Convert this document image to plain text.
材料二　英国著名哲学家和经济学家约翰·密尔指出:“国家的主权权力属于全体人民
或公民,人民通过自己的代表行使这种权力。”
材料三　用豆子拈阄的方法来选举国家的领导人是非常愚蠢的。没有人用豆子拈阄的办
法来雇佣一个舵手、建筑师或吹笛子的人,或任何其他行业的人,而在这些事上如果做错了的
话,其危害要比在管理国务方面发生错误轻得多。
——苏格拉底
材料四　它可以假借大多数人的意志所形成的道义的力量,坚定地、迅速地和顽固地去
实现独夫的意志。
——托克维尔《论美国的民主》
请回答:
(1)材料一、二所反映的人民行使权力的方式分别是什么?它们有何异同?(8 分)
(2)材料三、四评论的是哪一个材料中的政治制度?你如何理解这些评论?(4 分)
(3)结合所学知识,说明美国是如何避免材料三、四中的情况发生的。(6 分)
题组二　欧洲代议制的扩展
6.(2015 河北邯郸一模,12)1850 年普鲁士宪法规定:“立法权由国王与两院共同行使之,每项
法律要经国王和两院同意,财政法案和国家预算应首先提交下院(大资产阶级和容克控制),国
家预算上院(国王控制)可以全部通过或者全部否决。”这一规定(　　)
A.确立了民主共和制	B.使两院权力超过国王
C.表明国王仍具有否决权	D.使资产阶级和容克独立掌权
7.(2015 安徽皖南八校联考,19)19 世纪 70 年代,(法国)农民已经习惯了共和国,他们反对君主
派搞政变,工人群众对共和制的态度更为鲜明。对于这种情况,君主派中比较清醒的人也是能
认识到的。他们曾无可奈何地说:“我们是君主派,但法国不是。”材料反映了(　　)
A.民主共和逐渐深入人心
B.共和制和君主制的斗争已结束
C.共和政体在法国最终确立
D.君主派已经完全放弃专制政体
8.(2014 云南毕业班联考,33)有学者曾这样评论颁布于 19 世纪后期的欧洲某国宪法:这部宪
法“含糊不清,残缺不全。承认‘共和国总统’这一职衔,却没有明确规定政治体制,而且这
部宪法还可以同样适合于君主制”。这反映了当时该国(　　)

********************

WORK TO DO: From the records above, extract everything verbatim.

THE ANSWER:
Convert this document image to plain text.
材料二　英国著名哲学家和经济学家约翰·密尔指出:“国家的主权权力属于全体人民
或公民,人民通过自己的代表行使这种权力。”
材料三　用豆子拈阄的方法来选举国家的领导人是非常愚蠢的。没有人用豆子拈阄的办
法来雇佣一个舵手、建筑师或吹笛子的人,或任何其他行业的人,而在这些事上如果做错了的
话,其危害要比在管理国务方面发生错误轻得多。
——苏格拉底
材料四　它可以假借大多数人的意志所形成的道义的力量,坚定地、迅速地和顽固地去
实现独夫的意志。
——托克维尔《论美国的民主》
请回答:
(1)材料一、二所反映的人民行使权力的方式分别是什么?它们有何异同?(8 分)
(2)材料三、四评论的是哪一个材料中的政治制度?你如何理解这些评论?(4 分)
(3)结合所学知识,说明美国是如何避免材料三、四中的情况发生的。(6 分)
题组二　欧洲代议制的扩展
6.(2015 河北邯郸一模,12)1850 年普鲁士宪法规定:“立法权由国王与两院共同行使之,每项
法律要经国王和两院同意,财政法案和国家预算应首先提交下院(大资产阶级和容克控制),国
家预算上院(国王控制)可以全部通过或者全部否决。”这一规定(　　)
A.确立了民主共和制	B.使两院权力超过国王
C.表明国王仍具有否决权	D.使资产阶级和容克独立掌权
7.(2015 安徽皖南八校联考,19)19 世纪 70 年代,(法国)农民已经习惯了共和国,他们反对君主
派搞政变,工人群众对共和制的态度更为鲜明。对于这种情况,君主派中比较清醒的人也是能
认识到的。他们曾无可奈何地说:“我们是君主派,但法国不是。”材料反映了(　　)
A.民主共和逐渐深入人心
B.共和制和君主制的斗争已结束
C.共和政体在法国最终确立
D.君主派已经完全放弃专制政体
8.(2014 云南毕业班联考,33)有学者曾这样评论颁布于 19 世纪后期的欧洲某国宪法:这部宪
法“含糊不清,残缺不全。承认‘共和国总统’这一职衔,却没有明确规定政治体制,而且这
部宪法还可以同样适合于君主制”。这反映了当时该国(　　)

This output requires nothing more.